:: What to produce ::
Nothing may be dropped or altered: reproduce all the data.

# START OF Data shown

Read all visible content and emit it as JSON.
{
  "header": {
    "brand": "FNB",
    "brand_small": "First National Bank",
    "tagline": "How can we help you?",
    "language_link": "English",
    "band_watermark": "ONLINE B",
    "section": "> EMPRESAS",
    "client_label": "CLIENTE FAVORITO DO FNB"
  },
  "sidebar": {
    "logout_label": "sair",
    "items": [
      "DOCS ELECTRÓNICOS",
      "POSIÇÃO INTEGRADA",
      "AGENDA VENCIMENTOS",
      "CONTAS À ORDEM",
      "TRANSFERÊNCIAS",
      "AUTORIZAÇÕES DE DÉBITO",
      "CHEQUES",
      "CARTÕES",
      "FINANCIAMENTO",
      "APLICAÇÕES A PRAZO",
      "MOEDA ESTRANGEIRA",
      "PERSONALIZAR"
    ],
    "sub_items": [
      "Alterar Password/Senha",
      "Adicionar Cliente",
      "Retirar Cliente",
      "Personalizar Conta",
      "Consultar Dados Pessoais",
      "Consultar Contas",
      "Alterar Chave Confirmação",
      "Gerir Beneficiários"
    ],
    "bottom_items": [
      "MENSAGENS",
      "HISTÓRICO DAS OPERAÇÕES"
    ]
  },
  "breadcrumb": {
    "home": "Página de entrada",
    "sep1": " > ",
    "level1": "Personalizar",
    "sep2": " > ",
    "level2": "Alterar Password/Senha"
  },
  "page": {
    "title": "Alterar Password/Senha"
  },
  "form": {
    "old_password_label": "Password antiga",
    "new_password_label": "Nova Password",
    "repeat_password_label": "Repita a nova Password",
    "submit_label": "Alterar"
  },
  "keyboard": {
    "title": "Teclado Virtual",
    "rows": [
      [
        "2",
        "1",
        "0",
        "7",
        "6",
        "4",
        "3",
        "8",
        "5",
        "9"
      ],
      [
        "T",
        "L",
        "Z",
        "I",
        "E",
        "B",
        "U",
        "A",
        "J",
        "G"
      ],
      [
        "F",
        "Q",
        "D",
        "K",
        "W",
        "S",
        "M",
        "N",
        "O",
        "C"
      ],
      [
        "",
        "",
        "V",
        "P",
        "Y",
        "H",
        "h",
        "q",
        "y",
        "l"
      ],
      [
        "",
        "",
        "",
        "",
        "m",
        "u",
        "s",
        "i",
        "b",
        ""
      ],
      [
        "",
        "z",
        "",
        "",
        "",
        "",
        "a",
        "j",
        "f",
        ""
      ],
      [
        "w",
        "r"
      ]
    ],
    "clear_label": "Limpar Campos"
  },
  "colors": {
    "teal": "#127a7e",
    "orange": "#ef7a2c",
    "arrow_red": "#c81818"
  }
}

# END OF Data shown

:: Task solution ::
Read all visible content and emit it as JSON.
{
  "header": {
    "brand": "FNB",
    "brand_small": "First National Bank",
    "tagline": "How can we help you?",
    "language_link": "English",
    "band_watermark": "ONLINE B",
    "section": "> EMPRESAS",
    "client_label": "CLIENTE FAVORITO DO FNB"
  },
  "sidebar": {
    "logout_label": "sair",
    "items": [
      "DOCS ELECTRÓNICOS",
      "POSIÇÃO INTEGRADA",
      "AGENDA VENCIMENTOS",
      "CONTAS À ORDEM",
      "TRANSFERÊNCIAS",
      "AUTORIZAÇÕES DE DÉBITO",
      "CHEQUES",
      "CARTÕES",
      "FINANCIAMENTO",
      "APLICAÇÕES A PRAZO",
      "MOEDA ESTRANGEIRA",
      "PERSONALIZAR"
    ],
    "sub_items": [
      "Alterar Password/Senha",
      "Adicionar Cliente",
      "Retirar Cliente",
      "Personalizar Conta",
      "Consultar Dados Pessoais",
      "Consultar Contas",
      "Alterar Chave Confirmação",
      "Gerir Beneficiários"
    ],
    "bottom_items": [
      "MENSAGENS",
      "HISTÓRICO DAS OPERAÇÕES"
    ]
  },
  "breadcrumb": {
    "home": "Página de entrada",
    "sep1": " > ",
    "level1": "Personalizar",
    "sep2": " > ",
    "level2": "Alterar Password/Senha"
  },
  "page": {
    "title": "Alterar Password/Senha"
  },
  "form": {
    "old_password_label": "Password antiga",
    "new_password_label": "Nova Password",
    "repeat_password_label": "Repita a nova Password",
    "submit_label": "Alterar"
  },
  "keyboard": {
    "title": "Teclado Virtual",
    "rows": [
      [
        "2",
        "1",
        "0",
        "7",
        "6",
        "4",
        "3",
        "8",
        "5",
        "9"
      ],
      [
        "T",
        "L",
        "Z",
        "I",
        "E",
        "B",
        "U",
        "A",
        "J",
        "G"
      ],
      [
        "F",
        "Q",
        "D",
        "K",
        "W",
        "S",
        "M",
        "N",
        "O",
        "C"
      ],
      [
        "",
        "",
        "V",
        "P",
        "Y",
        "H",
        "h",
        "q",
        "y",
        "l"
      ],
      [
        "",
        "",
        "",
        "",
        "m",
        "u",
        "s",
        "i",
        "b",
        ""
      ],
      [
        "",
        "z",
        "",
        "",
        "",
        "",
        "a",
        "j",
        "f",
        ""
      ],
      [
        "w",
        "r"
      ]
    ],
    "clear_label": "Limpar Campos"
  },
  "colors": {
    "teal": "#127a7e",
    "orange": "#ef7a2c",
    "arrow_red": "#c81818"
  }
}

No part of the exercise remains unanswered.